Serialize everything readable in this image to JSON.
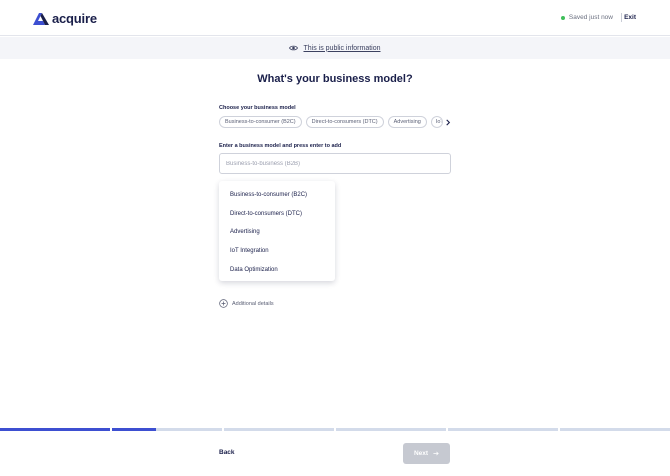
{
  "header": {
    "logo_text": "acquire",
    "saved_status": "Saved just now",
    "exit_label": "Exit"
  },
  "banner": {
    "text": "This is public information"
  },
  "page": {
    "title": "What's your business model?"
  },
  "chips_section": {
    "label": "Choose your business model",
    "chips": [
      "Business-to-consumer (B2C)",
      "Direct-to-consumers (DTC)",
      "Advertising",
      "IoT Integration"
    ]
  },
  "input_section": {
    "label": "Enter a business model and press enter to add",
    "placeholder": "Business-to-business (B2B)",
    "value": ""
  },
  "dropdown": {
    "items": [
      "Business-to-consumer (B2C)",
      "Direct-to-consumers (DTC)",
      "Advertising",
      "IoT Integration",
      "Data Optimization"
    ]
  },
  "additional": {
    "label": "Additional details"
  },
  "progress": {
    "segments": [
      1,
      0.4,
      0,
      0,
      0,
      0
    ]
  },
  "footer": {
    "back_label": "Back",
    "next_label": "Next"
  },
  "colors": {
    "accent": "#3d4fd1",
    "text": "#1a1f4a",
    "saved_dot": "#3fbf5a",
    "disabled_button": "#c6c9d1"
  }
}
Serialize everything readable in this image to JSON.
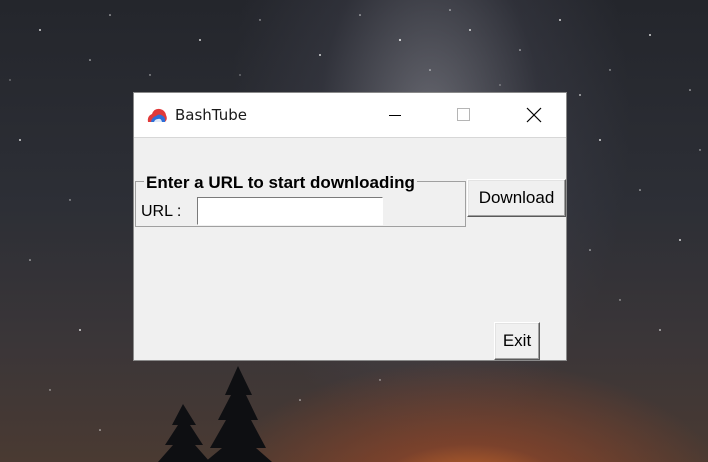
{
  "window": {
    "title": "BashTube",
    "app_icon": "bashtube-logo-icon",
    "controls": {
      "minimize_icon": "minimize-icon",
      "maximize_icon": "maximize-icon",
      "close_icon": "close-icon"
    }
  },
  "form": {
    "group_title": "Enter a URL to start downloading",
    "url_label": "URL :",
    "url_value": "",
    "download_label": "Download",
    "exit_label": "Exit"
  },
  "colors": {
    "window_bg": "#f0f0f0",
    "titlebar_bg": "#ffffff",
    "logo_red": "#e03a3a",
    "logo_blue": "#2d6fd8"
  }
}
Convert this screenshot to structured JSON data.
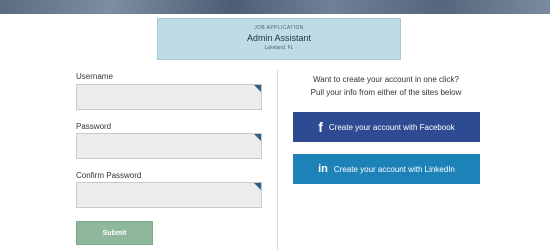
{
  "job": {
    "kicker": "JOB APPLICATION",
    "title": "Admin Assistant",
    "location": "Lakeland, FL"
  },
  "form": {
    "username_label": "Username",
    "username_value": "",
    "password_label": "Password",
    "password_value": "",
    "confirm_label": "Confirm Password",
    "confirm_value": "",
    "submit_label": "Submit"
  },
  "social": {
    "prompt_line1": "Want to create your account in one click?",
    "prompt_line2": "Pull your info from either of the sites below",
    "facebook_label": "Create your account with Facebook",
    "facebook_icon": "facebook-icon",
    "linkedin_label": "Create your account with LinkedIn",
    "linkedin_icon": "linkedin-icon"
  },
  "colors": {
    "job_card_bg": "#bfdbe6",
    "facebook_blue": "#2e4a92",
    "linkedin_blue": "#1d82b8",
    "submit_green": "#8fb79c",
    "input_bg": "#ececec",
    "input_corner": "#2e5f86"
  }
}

---

§ **BRIEF**:
Reproduce the data word for word, excluding its pictures.

§ **SOLVED EXERCISE**:
Serialize everything readable in this image to JSON.
{
  "header": {
    "logo_text": "acquire",
    "saved_status": "Saved just now",
    "exit_label": "Exit"
  },
  "banner": {
    "text": "This is public information"
  },
  "page": {
    "title": "What's your business model?"
  },
  "chips_section": {
    "label": "Choose your business model",
    "chips": [
      "Business-to-consumer (B2C)",
      "Direct-to-consumers (DTC)",
      "Advertising",
      "IoT Integration"
    ]
  },
  "input_section": {
    "label": "Enter a business model and press enter to add",
    "placeholder": "Business-to-business (B2B)",
    "value": ""
  },
  "dropdown": {
    "items": [
      "Business-to-consumer (B2C)",
      "Direct-to-consumers (DTC)",
      "Advertising",
      "IoT Integration",
      "Data Optimization"
    ]
  },
  "additional": {
    "label": "Additional details"
  },
  "progress": {
    "segments": [
      1,
      0.4,
      0,
      0,
      0,
      0
    ]
  },
  "footer": {
    "back_label": "Back",
    "next_label": "Next"
  },
  "colors": {
    "accent": "#3d4fd1",
    "text": "#1a1f4a",
    "saved_dot": "#3fbf5a",
    "disabled_button": "#c6c9d1"
  }
}
Serialize everything readable in this image to JSON.
{
  "window": {
    "title": "BashTube",
    "app_icon": "bashtube-logo-icon",
    "controls": {
      "minimize_icon": "minimize-icon",
      "maximize_icon": "maximize-icon",
      "close_icon": "close-icon"
    }
  },
  "form": {
    "group_title": "Enter a URL to start downloading",
    "url_label": "URL :",
    "url_value": "",
    "download_label": "Download",
    "exit_label": "Exit"
  },
  "colors": {
    "window_bg": "#f0f0f0",
    "titlebar_bg": "#ffffff",
    "logo_red": "#e03a3a",
    "logo_blue": "#2d6fd8"
  }
}
Convert this screenshot to structured JSON data.
{
  "job": {
    "kicker": "JOB APPLICATION",
    "title": "Admin Assistant",
    "location": "Lakeland, FL"
  },
  "form": {
    "username_label": "Username",
    "username_value": "",
    "password_label": "Password",
    "password_value": "",
    "confirm_label": "Confirm Password",
    "confirm_value": "",
    "submit_label": "Submit"
  },
  "social": {
    "prompt_line1": "Want to create your account in one click?",
    "prompt_line2": "Pull your info from either of the sites below",
    "facebook_label": "Create your account with Facebook",
    "facebook_icon": "facebook-icon",
    "linkedin_label": "Create your account with LinkedIn",
    "linkedin_icon": "linkedin-icon"
  },
  "colors": {
    "job_card_bg": "#bfdbe6",
    "facebook_blue": "#2e4a92",
    "linkedin_blue": "#1d82b8",
    "submit_green": "#8fb79c",
    "input_bg": "#ececec",
    "input_corner": "#2e5f86"
  }
}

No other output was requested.